Given data:

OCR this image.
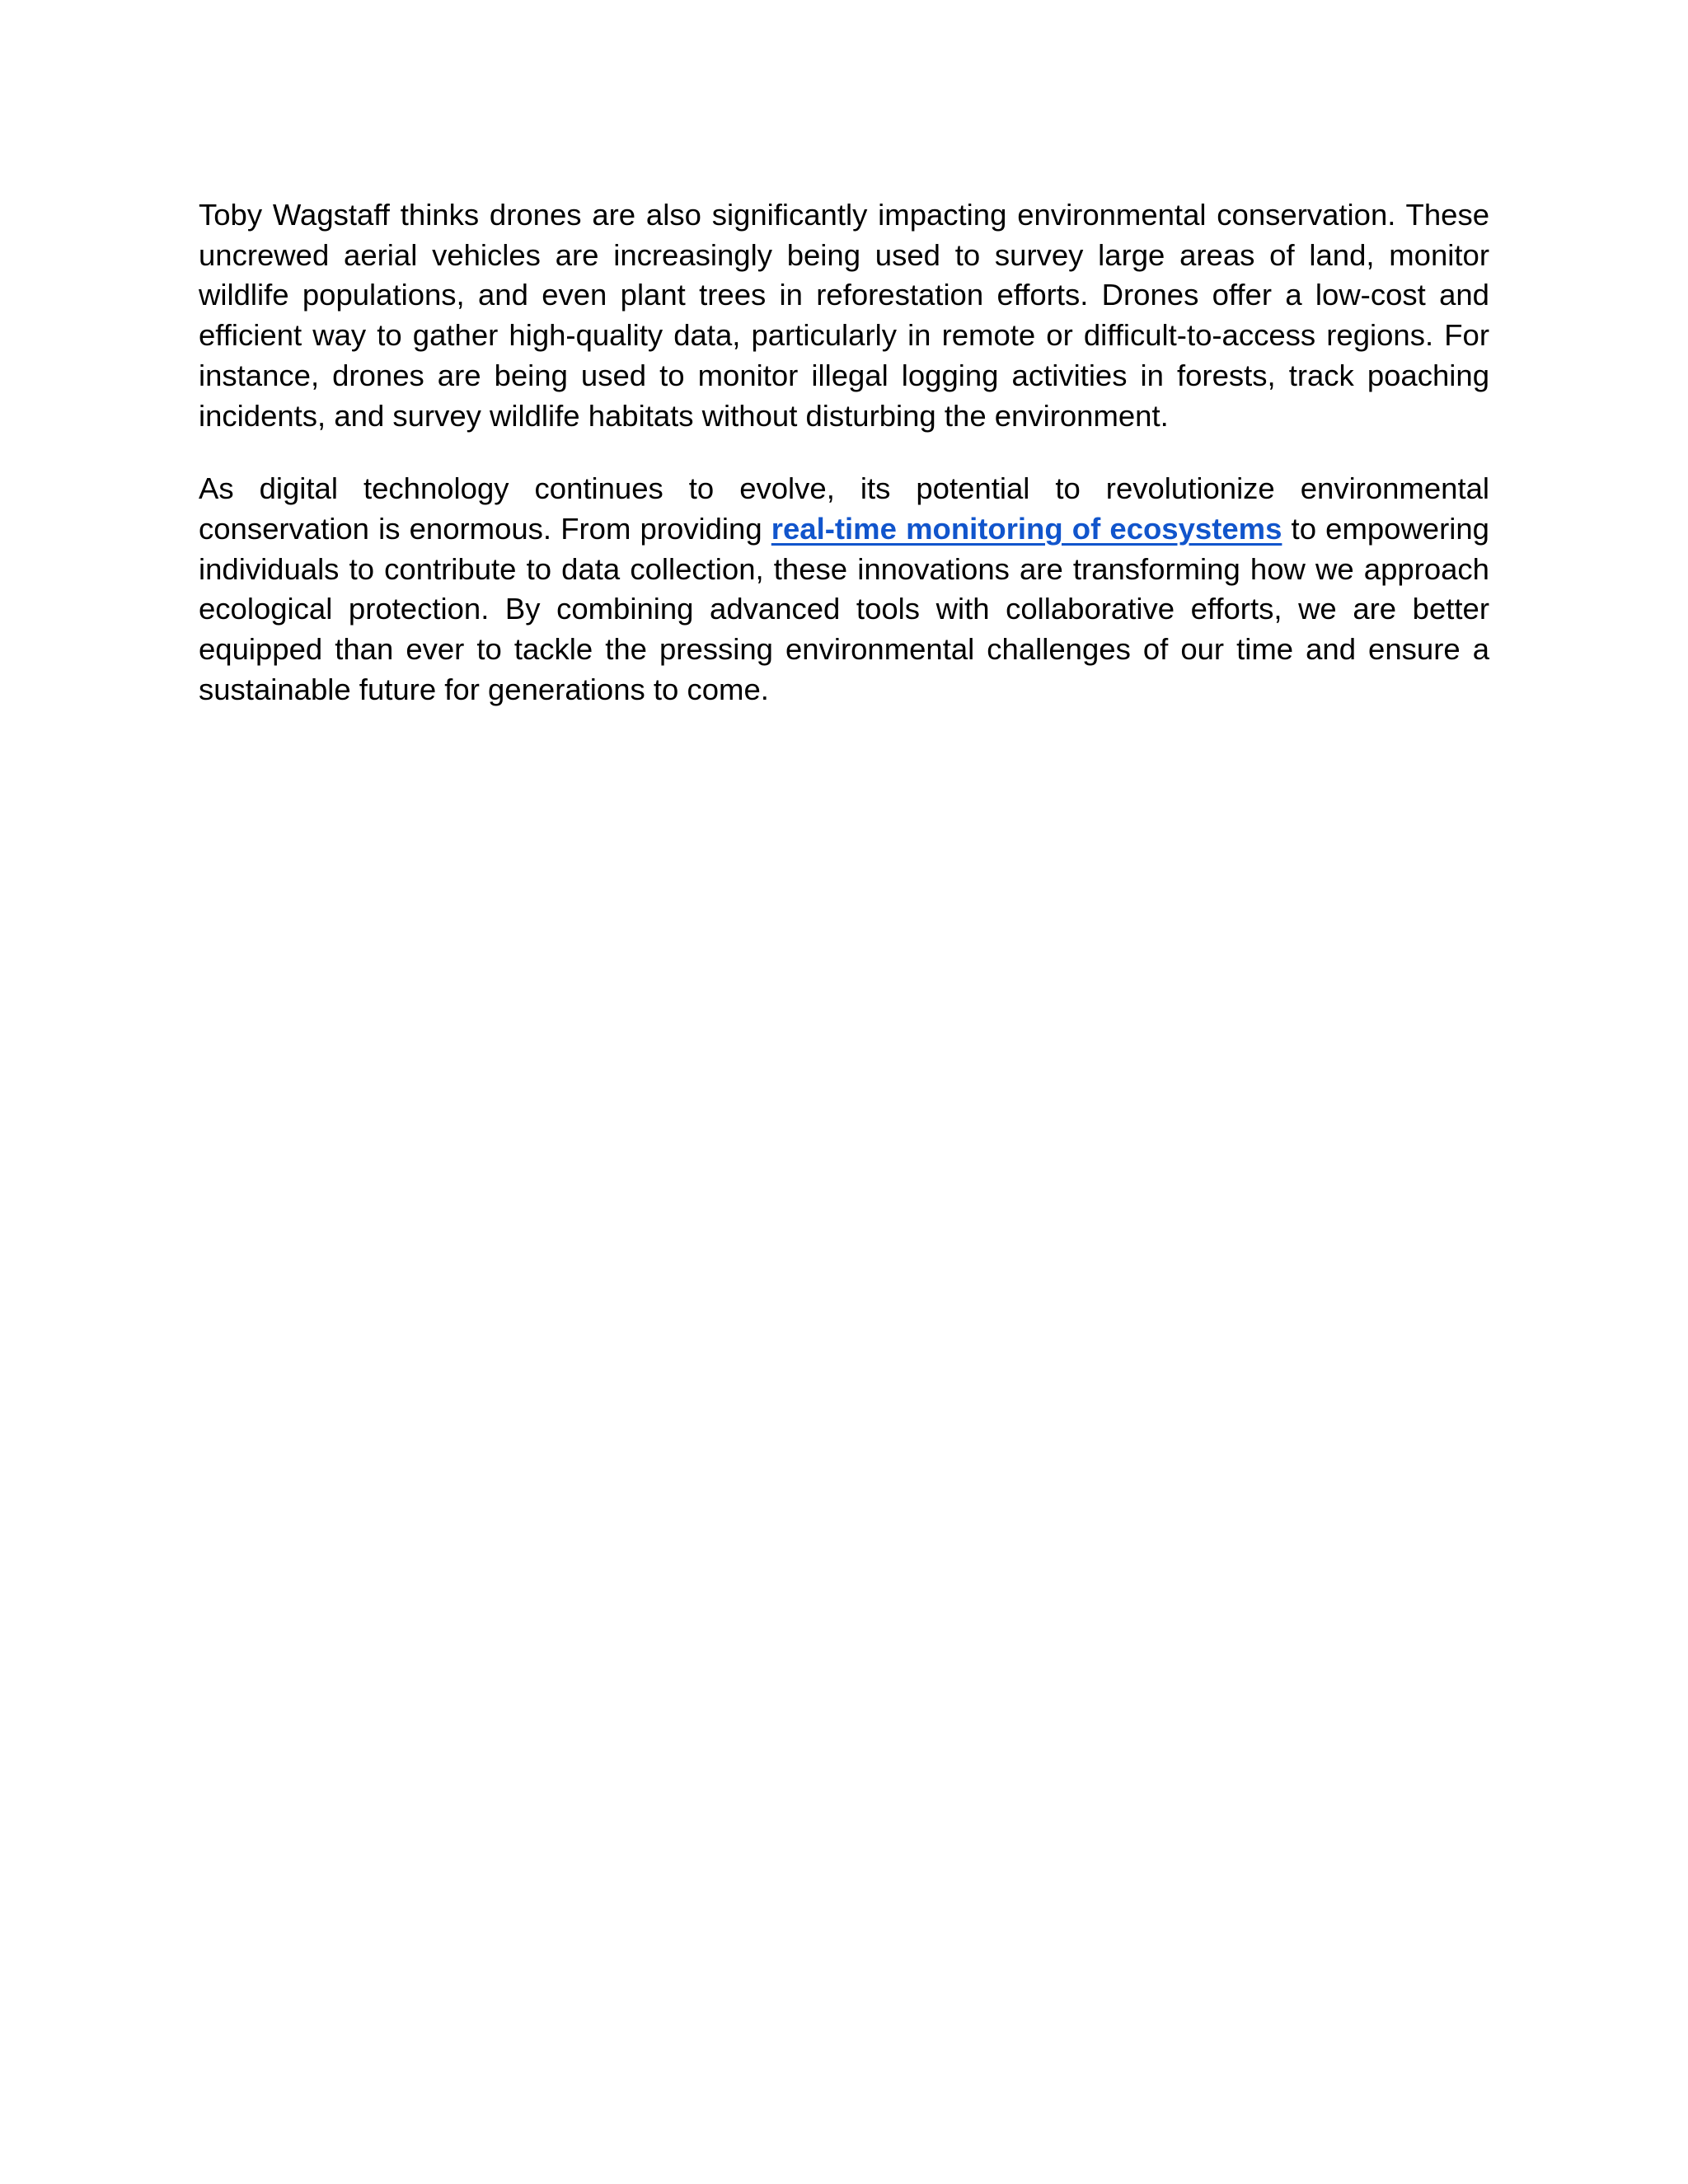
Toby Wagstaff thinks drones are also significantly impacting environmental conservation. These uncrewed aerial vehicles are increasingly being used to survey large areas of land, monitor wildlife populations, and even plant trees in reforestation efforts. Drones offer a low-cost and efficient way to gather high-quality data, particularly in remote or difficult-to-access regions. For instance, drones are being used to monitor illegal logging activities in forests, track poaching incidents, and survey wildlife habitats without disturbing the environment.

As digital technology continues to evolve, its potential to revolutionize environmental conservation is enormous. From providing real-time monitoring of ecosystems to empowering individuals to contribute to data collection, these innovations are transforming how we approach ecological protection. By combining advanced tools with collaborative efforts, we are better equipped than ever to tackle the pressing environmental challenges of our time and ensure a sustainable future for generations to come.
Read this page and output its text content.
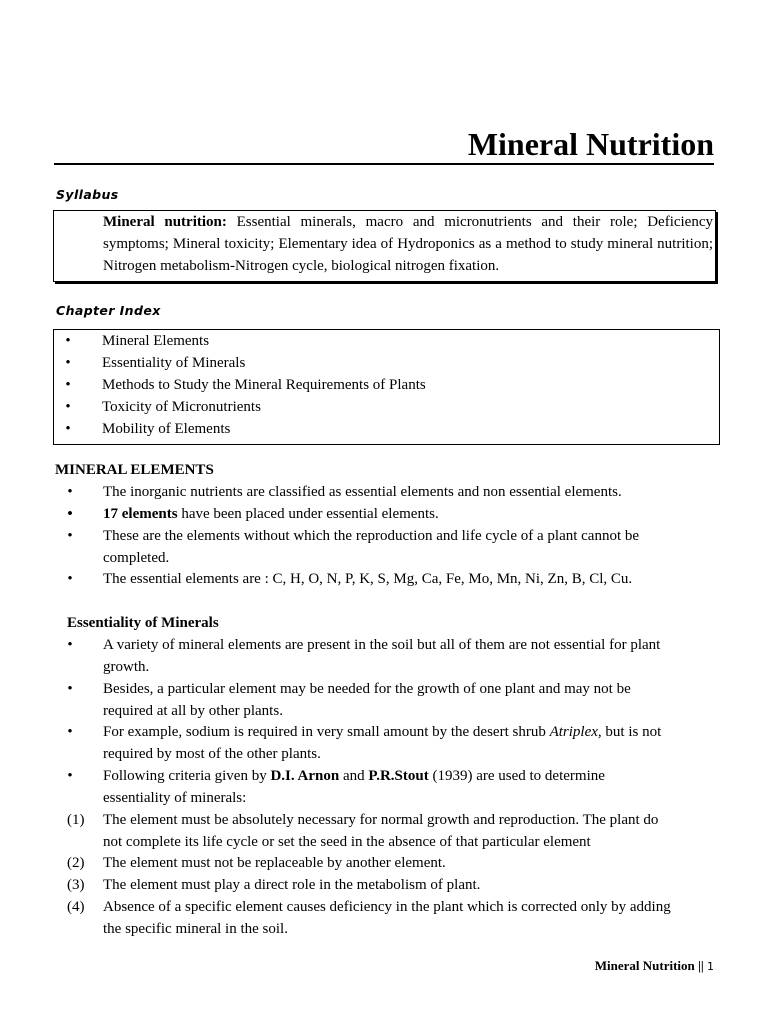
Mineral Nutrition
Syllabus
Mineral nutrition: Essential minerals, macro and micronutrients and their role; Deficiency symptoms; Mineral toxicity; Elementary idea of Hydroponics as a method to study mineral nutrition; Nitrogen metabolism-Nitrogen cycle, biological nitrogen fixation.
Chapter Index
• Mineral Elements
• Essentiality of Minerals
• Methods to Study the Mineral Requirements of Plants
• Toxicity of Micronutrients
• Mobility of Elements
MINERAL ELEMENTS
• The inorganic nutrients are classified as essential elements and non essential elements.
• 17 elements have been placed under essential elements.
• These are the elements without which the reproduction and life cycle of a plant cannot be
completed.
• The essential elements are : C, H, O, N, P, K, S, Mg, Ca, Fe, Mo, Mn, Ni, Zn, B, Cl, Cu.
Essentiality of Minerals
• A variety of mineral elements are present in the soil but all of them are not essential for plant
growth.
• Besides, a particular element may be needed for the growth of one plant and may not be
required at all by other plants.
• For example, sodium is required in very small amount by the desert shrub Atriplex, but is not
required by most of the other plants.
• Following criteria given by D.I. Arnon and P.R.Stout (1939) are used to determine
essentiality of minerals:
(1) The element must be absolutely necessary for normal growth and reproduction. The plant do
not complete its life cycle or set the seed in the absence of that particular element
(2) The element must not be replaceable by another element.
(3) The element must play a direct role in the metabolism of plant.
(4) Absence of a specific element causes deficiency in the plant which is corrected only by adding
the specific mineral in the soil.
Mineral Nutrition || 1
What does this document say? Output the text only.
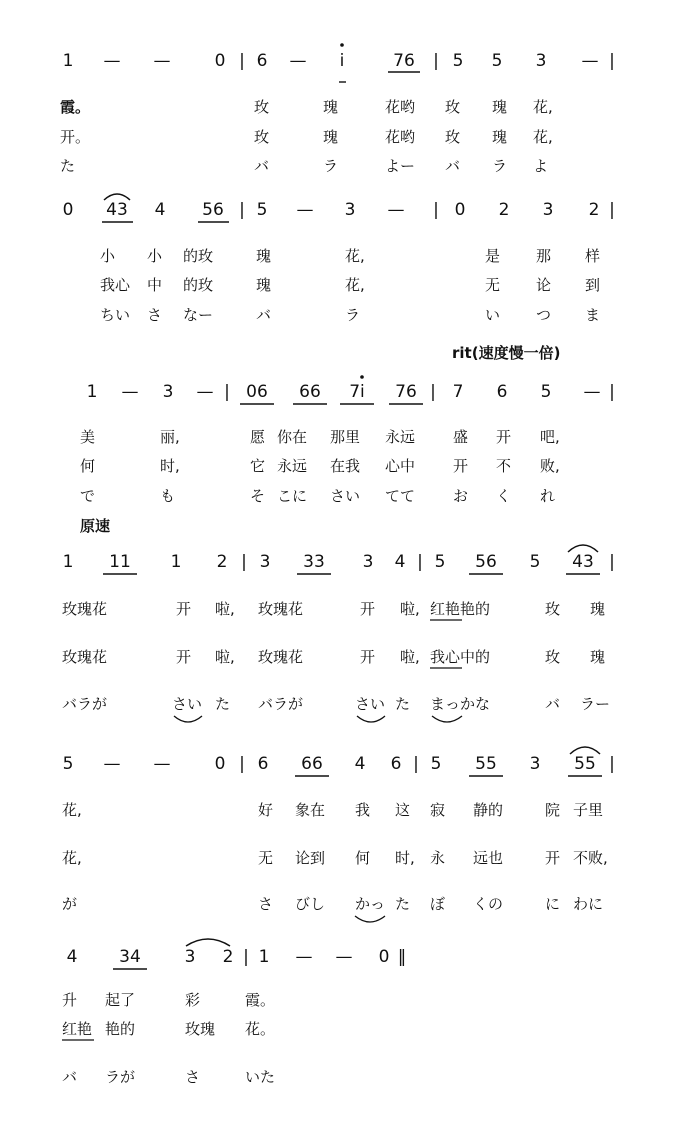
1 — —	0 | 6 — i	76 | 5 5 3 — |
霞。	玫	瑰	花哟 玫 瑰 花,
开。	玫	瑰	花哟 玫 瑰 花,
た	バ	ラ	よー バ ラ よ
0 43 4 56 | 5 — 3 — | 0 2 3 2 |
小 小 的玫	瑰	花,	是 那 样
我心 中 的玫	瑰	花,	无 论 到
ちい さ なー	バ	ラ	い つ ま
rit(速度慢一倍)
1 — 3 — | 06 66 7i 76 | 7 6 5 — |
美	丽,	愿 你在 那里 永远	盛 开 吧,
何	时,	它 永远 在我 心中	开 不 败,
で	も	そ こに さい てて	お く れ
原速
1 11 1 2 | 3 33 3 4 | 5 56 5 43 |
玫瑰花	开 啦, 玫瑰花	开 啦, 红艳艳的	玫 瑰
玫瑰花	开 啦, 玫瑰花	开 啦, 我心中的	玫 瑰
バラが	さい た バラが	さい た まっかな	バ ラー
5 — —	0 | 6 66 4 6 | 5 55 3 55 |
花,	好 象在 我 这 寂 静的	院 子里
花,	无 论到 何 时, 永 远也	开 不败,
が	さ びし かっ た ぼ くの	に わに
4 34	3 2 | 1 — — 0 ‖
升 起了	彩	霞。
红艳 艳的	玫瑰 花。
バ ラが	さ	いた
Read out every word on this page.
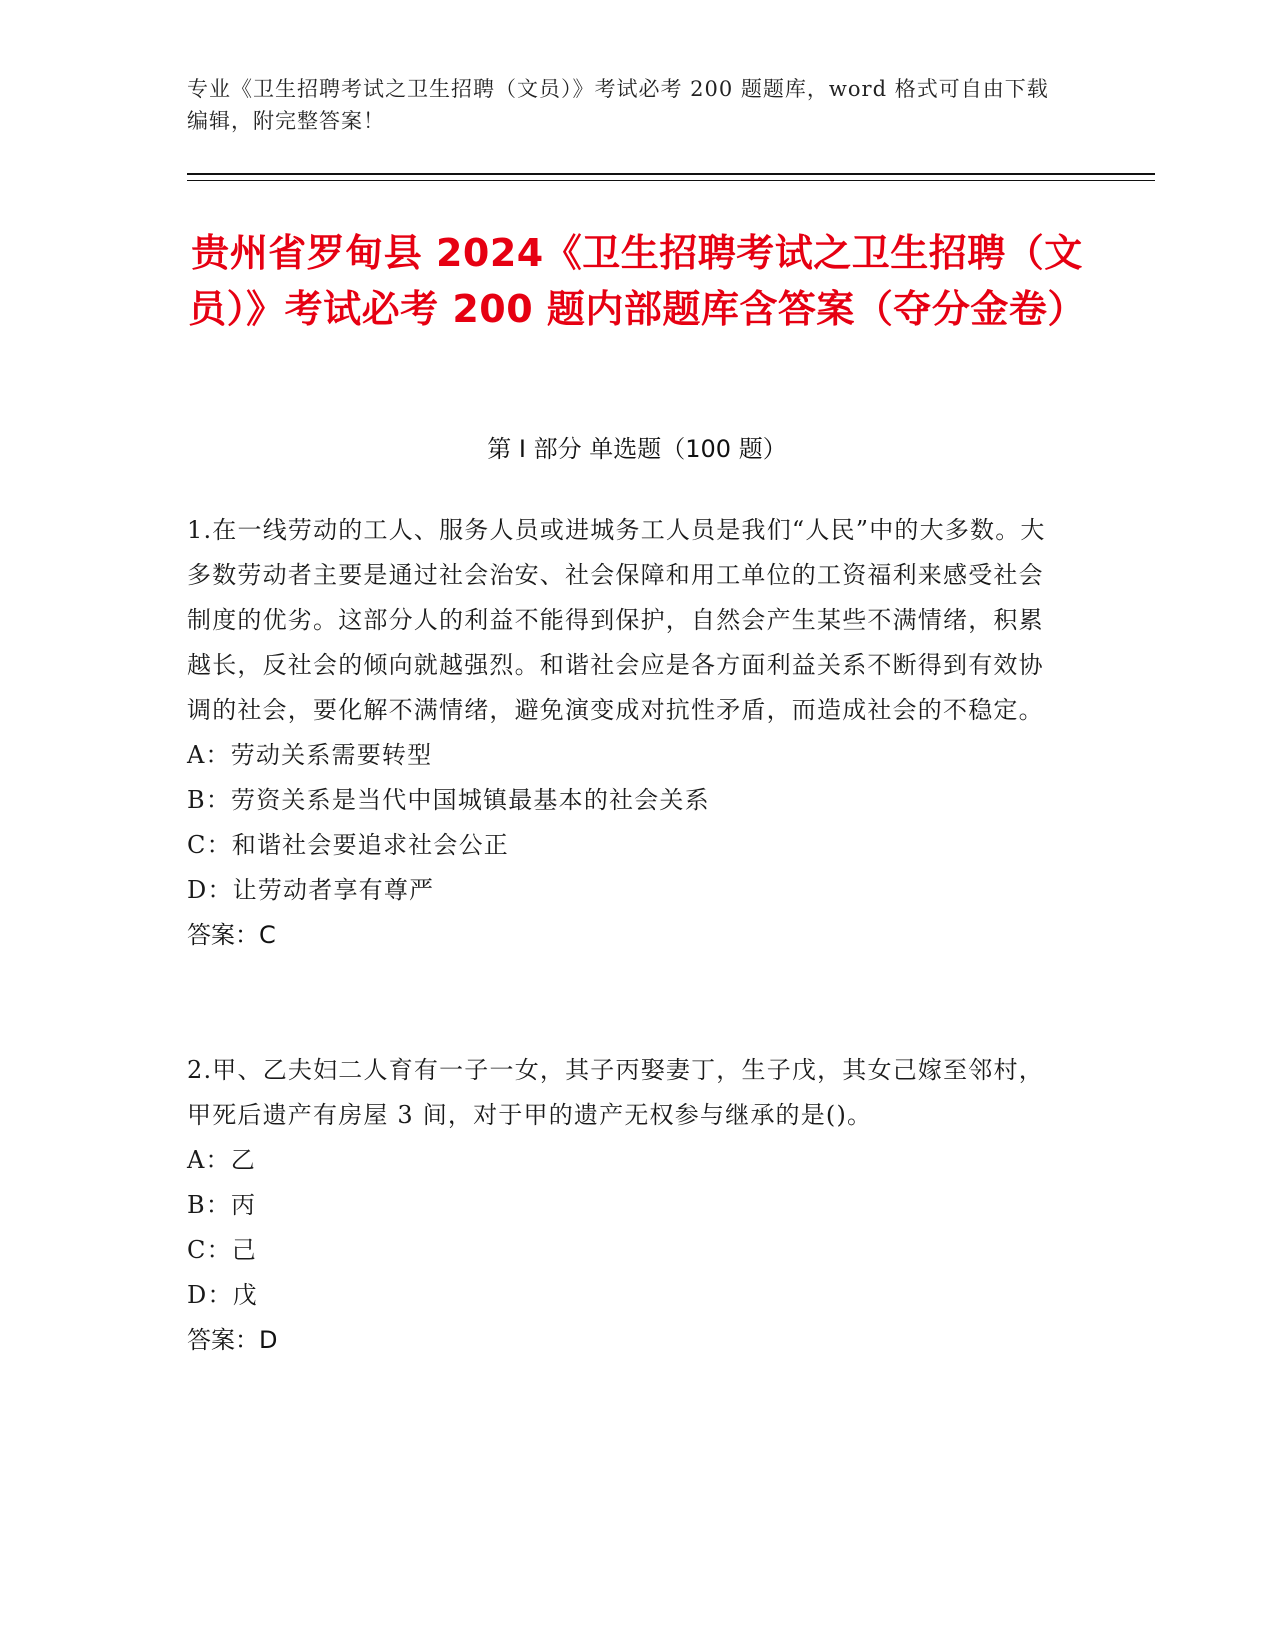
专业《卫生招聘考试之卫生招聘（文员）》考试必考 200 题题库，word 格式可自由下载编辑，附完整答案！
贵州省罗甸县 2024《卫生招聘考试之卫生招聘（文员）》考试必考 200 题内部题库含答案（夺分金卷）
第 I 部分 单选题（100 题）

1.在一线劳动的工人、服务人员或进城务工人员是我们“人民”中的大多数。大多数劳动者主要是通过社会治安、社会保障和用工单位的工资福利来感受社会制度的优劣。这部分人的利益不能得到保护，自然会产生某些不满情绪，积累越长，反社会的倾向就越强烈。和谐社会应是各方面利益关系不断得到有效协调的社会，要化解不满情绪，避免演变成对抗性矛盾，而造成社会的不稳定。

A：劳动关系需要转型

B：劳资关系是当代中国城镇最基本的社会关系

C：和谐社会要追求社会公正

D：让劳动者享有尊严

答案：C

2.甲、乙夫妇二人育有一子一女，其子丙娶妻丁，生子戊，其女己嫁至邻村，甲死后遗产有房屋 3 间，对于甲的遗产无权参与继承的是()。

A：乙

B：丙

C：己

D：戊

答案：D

Task brief: Gather every line from the listing above in which the word "without" appears.

Response for this exercise:
Toby Wagstaff thinks drones are also significantly impacting environmental conservation. These uncrewed aerial vehicles are increasingly being used to survey large areas of land, monitor wildlife populations, and even plant trees in reforestation efforts. Drones offer a low-cost and efficient way to gather high-quality data, particularly in remote or difficult-to-access regions. For instance, drones are being used to monitor illegal logging activities in forests, track poaching incidents, and survey wildlife habitats without disturbing the environment.
• These are the elements without which the reproduction and life cycle of a plant cannot be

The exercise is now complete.